Problem to work on | Would you restate all the data that follows, word for word?

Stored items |
• • • • •

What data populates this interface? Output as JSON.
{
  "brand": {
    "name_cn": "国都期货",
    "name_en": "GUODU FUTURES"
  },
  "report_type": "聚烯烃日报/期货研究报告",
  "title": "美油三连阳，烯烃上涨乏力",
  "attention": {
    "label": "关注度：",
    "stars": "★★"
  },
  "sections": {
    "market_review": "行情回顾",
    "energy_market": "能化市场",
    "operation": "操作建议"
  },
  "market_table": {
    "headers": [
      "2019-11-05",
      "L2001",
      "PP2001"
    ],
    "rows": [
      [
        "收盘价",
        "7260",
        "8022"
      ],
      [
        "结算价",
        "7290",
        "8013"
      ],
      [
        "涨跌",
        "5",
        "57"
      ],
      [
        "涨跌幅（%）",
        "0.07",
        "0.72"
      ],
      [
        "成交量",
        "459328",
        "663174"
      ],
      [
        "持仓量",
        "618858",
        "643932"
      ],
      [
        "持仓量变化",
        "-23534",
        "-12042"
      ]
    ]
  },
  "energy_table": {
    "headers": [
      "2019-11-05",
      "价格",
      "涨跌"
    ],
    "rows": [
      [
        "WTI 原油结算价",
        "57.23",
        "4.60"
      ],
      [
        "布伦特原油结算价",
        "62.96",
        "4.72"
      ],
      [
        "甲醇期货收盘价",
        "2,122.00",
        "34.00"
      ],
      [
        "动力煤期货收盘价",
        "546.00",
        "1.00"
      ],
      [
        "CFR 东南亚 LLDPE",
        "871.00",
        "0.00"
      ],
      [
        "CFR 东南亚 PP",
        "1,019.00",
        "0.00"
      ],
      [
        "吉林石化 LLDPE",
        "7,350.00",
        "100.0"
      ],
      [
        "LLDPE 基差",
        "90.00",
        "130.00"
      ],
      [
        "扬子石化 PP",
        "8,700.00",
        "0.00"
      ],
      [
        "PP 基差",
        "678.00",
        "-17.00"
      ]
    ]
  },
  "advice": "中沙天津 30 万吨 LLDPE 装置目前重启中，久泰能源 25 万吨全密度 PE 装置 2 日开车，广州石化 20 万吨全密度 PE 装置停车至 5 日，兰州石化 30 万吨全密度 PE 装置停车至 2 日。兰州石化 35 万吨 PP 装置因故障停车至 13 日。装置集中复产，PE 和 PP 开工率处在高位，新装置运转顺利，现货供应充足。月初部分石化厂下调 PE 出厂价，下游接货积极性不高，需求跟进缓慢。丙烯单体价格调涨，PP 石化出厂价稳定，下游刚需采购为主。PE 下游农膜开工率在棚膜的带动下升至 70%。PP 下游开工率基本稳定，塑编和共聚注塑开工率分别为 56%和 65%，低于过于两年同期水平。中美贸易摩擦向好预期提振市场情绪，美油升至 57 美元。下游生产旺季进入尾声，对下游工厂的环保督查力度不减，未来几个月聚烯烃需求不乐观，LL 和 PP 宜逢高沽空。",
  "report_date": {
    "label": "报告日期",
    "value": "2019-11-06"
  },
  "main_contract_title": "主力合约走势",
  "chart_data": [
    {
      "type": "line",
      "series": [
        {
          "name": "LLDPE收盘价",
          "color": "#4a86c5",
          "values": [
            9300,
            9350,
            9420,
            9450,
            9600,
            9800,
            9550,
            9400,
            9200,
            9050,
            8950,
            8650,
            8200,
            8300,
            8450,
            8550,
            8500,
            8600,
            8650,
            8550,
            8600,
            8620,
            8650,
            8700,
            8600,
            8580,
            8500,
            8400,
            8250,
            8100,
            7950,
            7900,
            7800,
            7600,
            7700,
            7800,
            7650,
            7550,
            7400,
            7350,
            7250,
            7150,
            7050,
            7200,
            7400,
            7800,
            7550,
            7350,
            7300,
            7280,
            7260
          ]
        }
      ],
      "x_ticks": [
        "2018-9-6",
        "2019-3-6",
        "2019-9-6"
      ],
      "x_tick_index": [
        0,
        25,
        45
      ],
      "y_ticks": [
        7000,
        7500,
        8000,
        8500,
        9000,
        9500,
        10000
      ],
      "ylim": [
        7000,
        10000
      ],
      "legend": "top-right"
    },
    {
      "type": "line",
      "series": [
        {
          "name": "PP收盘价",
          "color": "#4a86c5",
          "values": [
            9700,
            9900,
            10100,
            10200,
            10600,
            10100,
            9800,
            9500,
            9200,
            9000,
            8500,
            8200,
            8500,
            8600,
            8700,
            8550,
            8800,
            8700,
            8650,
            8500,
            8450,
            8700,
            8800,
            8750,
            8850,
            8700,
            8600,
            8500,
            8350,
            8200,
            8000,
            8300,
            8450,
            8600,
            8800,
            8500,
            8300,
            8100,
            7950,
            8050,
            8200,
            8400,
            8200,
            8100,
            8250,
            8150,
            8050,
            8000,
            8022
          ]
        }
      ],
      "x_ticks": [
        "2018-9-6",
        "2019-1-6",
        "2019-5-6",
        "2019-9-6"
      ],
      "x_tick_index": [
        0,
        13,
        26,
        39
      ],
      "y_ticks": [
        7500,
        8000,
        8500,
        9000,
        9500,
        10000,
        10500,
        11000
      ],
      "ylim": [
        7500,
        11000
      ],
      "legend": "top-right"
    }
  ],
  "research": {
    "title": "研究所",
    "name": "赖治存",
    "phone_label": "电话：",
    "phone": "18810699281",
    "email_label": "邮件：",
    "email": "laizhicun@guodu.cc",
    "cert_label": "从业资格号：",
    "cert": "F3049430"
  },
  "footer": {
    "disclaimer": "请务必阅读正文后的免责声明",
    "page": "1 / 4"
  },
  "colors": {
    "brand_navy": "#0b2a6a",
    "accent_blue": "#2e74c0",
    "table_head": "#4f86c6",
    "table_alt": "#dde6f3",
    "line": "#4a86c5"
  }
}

• • • • •

Written reply |
What data populates this interface? Output as JSON.
{
  "brand": {
    "name_cn": "国都期货",
    "name_en": "GUODU FUTURES"
  },
  "report_type": "聚烯烃日报/期货研究报告",
  "title": "美油三连阳，烯烃上涨乏力",
  "attention": {
    "label": "关注度：",
    "stars": "★★"
  },
  "sections": {
    "market_review": "行情回顾",
    "energy_market": "能化市场",
    "operation": "操作建议"
  },
  "market_table": {
    "headers": [
      "2019-11-05",
      "L2001",
      "PP2001"
    ],
    "rows": [
      [
        "收盘价",
        "7260",
        "8022"
      ],
      [
        "结算价",
        "7290",
        "8013"
      ],
      [
        "涨跌",
        "5",
        "57"
      ],
      [
        "涨跌幅（%）",
        "0.07",
        "0.72"
      ],
      [
        "成交量",
        "459328",
        "663174"
      ],
      [
        "持仓量",
        "618858",
        "643932"
      ],
      [
        "持仓量变化",
        "-23534",
        "-12042"
      ]
    ]
  },
  "energy_table": {
    "headers": [
      "2019-11-05",
      "价格",
      "涨跌"
    ],
    "rows": [
      [
        "WTI 原油结算价",
        "57.23",
        "4.60"
      ],
      [
        "布伦特原油结算价",
        "62.96",
        "4.72"
      ],
      [
        "甲醇期货收盘价",
        "2,122.00",
        "34.00"
      ],
      [
        "动力煤期货收盘价",
        "546.00",
        "1.00"
      ],
      [
        "CFR 东南亚 LLDPE",
        "871.00",
        "0.00"
      ],
      [
        "CFR 东南亚 PP",
        "1,019.00",
        "0.00"
      ],
      [
        "吉林石化 LLDPE",
        "7,350.00",
        "100.0"
      ],
      [
        "LLDPE 基差",
        "90.00",
        "130.00"
      ],
      [
        "扬子石化 PP",
        "8,700.00",
        "0.00"
      ],
      [
        "PP 基差",
        "678.00",
        "-17.00"
      ]
    ]
  },
  "advice": "中沙天津 30 万吨 LLDPE 装置目前重启中，久泰能源 25 万吨全密度 PE 装置 2 日开车，广州石化 20 万吨全密度 PE 装置停车至 5 日，兰州石化 30 万吨全密度 PE 装置停车至 2 日。兰州石化 35 万吨 PP 装置因故障停车至 13 日。装置集中复产，PE 和 PP 开工率处在高位，新装置运转顺利，现货供应充足。月初部分石化厂下调 PE 出厂价，下游接货积极性不高，需求跟进缓慢。丙烯单体价格调涨，PP 石化出厂价稳定，下游刚需采购为主。PE 下游农膜开工率在棚膜的带动下升至 70%。PP 下游开工率基本稳定，塑编和共聚注塑开工率分别为 56%和 65%，低于过于两年同期水平。中美贸易摩擦向好预期提振市场情绪，美油升至 57 美元。下游生产旺季进入尾声，对下游工厂的环保督查力度不减，未来几个月聚烯烃需求不乐观，LL 和 PP 宜逢高沽空。",
  "report_date": {
    "label": "报告日期",
    "value": "2019-11-06"
  },
  "main_contract_title": "主力合约走势",
  "chart_data": [
    {
      "type": "line",
      "series": [
        {
          "name": "LLDPE收盘价",
          "color": "#4a86c5",
          "values": [
            9300,
            9350,
            9420,
            9450,
            9600,
            9800,
            9550,
            9400,
            9200,
            9050,
            8950,
            8650,
            8200,
            8300,
            8450,
            8550,
            8500,
            8600,
            8650,
            8550,
            8600,
            8620,
            8650,
            8700,
            8600,
            8580,
            8500,
            8400,
            8250,
            8100,
            7950,
            7900,
            7800,
            7600,
            7700,
            7800,
            7650,
            7550,
            7400,
            7350,
            7250,
            7150,
            7050,
            7200,
            7400,
            7800,
            7550,
            7350,
            7300,
            7280,
            7260
          ]
        }
      ],
      "x_ticks": [
        "2018-9-6",
        "2019-3-6",
        "2019-9-6"
      ],
      "x_tick_index": [
        0,
        25,
        45
      ],
      "y_ticks": [
        7000,
        7500,
        8000,
        8500,
        9000,
        9500,
        10000
      ],
      "ylim": [
        7000,
        10000
      ],
      "legend": "top-right"
    },
    {
      "type": "line",
      "series": [
        {
          "name": "PP收盘价",
          "color": "#4a86c5",
          "values": [
            9700,
            9900,
            10100,
            10200,
            10600,
            10100,
            9800,
            9500,
            9200,
            9000,
            8500,
            8200,
            8500,
            8600,
            8700,
            8550,
            8800,
            8700,
            8650,
            8500,
            8450,
            8700,
            8800,
            8750,
            8850,
            8700,
            8600,
            8500,
            8350,
            8200,
            8000,
            8300,
            8450,
            8600,
            8800,
            8500,
            8300,
            8100,
            7950,
            8050,
            8200,
            8400,
            8200,
            8100,
            8250,
            8150,
            8050,
            8000,
            8022
          ]
        }
      ],
      "x_ticks": [
        "2018-9-6",
        "2019-1-6",
        "2019-5-6",
        "2019-9-6"
      ],
      "x_tick_index": [
        0,
        13,
        26,
        39
      ],
      "y_ticks": [
        7500,
        8000,
        8500,
        9000,
        9500,
        10000,
        10500,
        11000
      ],
      "ylim": [
        7500,
        11000
      ],
      "legend": "top-right"
    }
  ],
  "research": {
    "title": "研究所",
    "name": "赖治存",
    "phone_label": "电话：",
    "phone": "18810699281",
    "email_label": "邮件：",
    "email": "laizhicun@guodu.cc",
    "cert_label": "从业资格号：",
    "cert": "F3049430"
  },
  "footer": {
    "disclaimer": "请务必阅读正文后的免责声明",
    "page": "1 / 4"
  },
  "colors": {
    "brand_navy": "#0b2a6a",
    "accent_blue": "#2e74c0",
    "table_head": "#4f86c6",
    "table_alt": "#dde6f3",
    "line": "#4a86c5"
  }
}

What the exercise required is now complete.